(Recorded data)
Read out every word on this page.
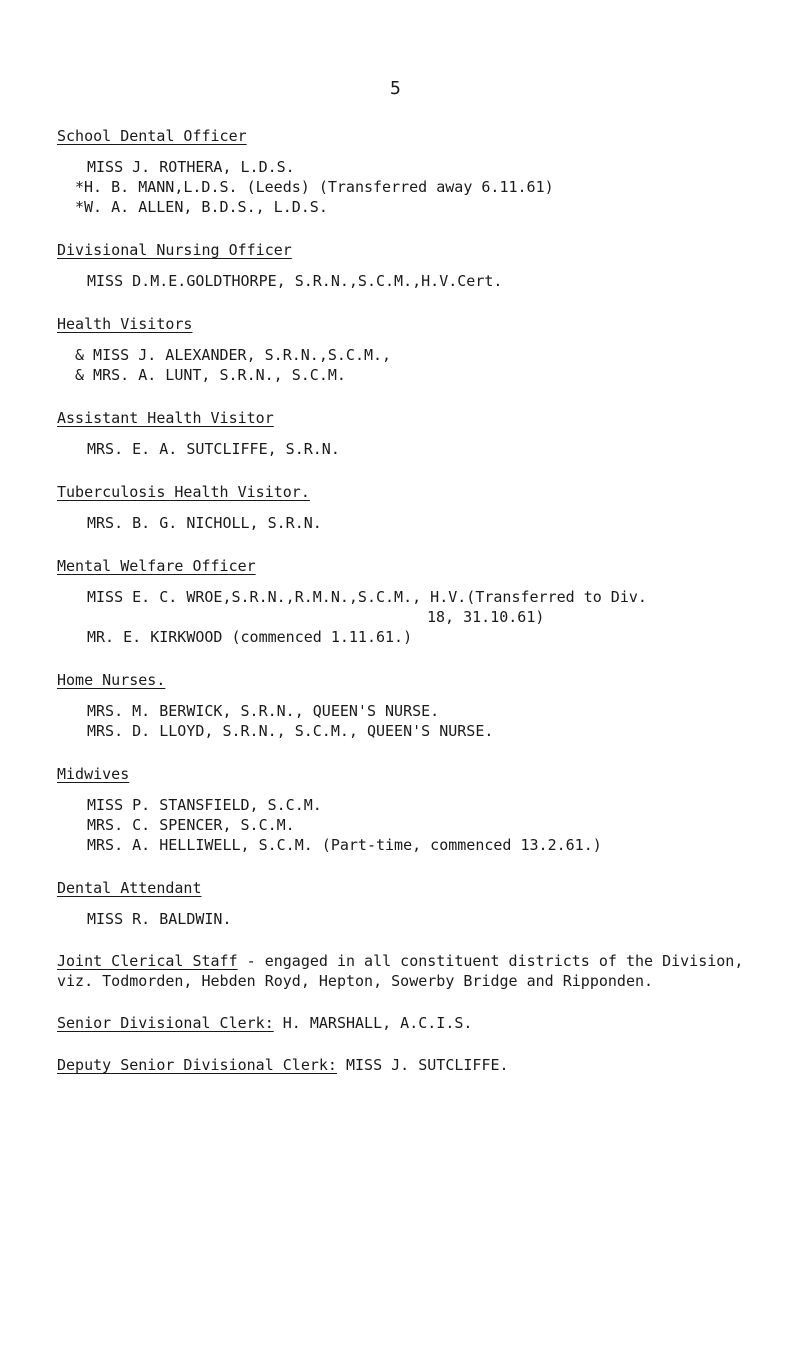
5

School Dental Officer

MISS J. ROTHERA, L.D.S.

*H. B. MANN,L.D.S. (Leeds) (Transferred away 6.11.61)

*W. A. ALLEN, B.D.S., L.D.S.

Divisional Nursing Officer

MISS D.M.E.GOLDTHORPE, S.R.N.,S.C.M.,H.V.Cert.

Health Visitors

& MISS J. ALEXANDER, S.R.N.,S.C.M.,

& MRS. A. LUNT, S.R.N., S.C.M.

Assistant Health Visitor

MRS. E. A. SUTCLIFFE, S.R.N.

Tuberculosis Health Visitor.

MRS. B. G. NICHOLL, S.R.N.

Mental Welfare Officer

MISS E. C. WROE,S.R.N.,R.M.N.,S.C.M., H.V.(Transferred to Div.

18, 31.10.61)

MR. E. KIRKWOOD (commenced 1.11.61.)

Home Nurses.

MRS. M. BERWICK, S.R.N., QUEEN'S NURSE.

MRS. D. LLOYD, S.R.N., S.C.M., QUEEN'S NURSE.

Midwives

MISS P. STANSFIELD, S.C.M.

MRS. C. SPENCER, S.C.M.

MRS. A. HELLIWELL, S.C.M. (Part-time, commenced 13.2.61.)

Dental Attendant

MISS R. BALDWIN.

Joint Clerical Staff - engaged in all constituent districts of the Division, viz. Todmorden, Hebden Royd, Hepton, Sowerby Bridge and Ripponden.

Senior Divisional Clerk: H. MARSHALL, A.C.I.S.

Deputy Senior Divisional Clerk: MISS J. SUTCLIFFE.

• _THE TASK_: Could you repeat all of the material exactly? Pictures should not be copied.

• _PROBLEM SOLUTION_:
Read out every word on this page.
5

School Dental Officer

MISS J. ROTHERA, L.D.S.

*H. B. MANN,L.D.S. (Leeds) (Transferred away 6.11.61)

*W. A. ALLEN, B.D.S., L.D.S.

Divisional Nursing Officer

MISS D.M.E.GOLDTHORPE, S.R.N.,S.C.M.,H.V.Cert.

Health Visitors

& MISS J. ALEXANDER, S.R.N.,S.C.M.,

& MRS. A. LUNT, S.R.N., S.C.M.

Assistant Health Visitor

MRS. E. A. SUTCLIFFE, S.R.N.

Tuberculosis Health Visitor.

MRS. B. G. NICHOLL, S.R.N.

Mental Welfare Officer

MISS E. C. WROE,S.R.N.,R.M.N.,S.C.M., H.V.(Transferred to Div.

18, 31.10.61)

MR. E. KIRKWOOD (commenced 1.11.61.)

Home Nurses.

MRS. M. BERWICK, S.R.N., QUEEN'S NURSE.

MRS. D. LLOYD, S.R.N., S.C.M., QUEEN'S NURSE.

Midwives

MISS P. STANSFIELD, S.C.M.

MRS. C. SPENCER, S.C.M.

MRS. A. HELLIWELL, S.C.M. (Part-time, commenced 13.2.61.)

Dental Attendant

MISS R. BALDWIN.

Joint Clerical Staff - engaged in all constituent districts of the Division, viz. Todmorden, Hebden Royd, Hepton, Sowerby Bridge and Ripponden.

Senior Divisional Clerk: H. MARSHALL, A.C.I.S.

Deputy Senior Divisional Clerk: MISS J. SUTCLIFFE.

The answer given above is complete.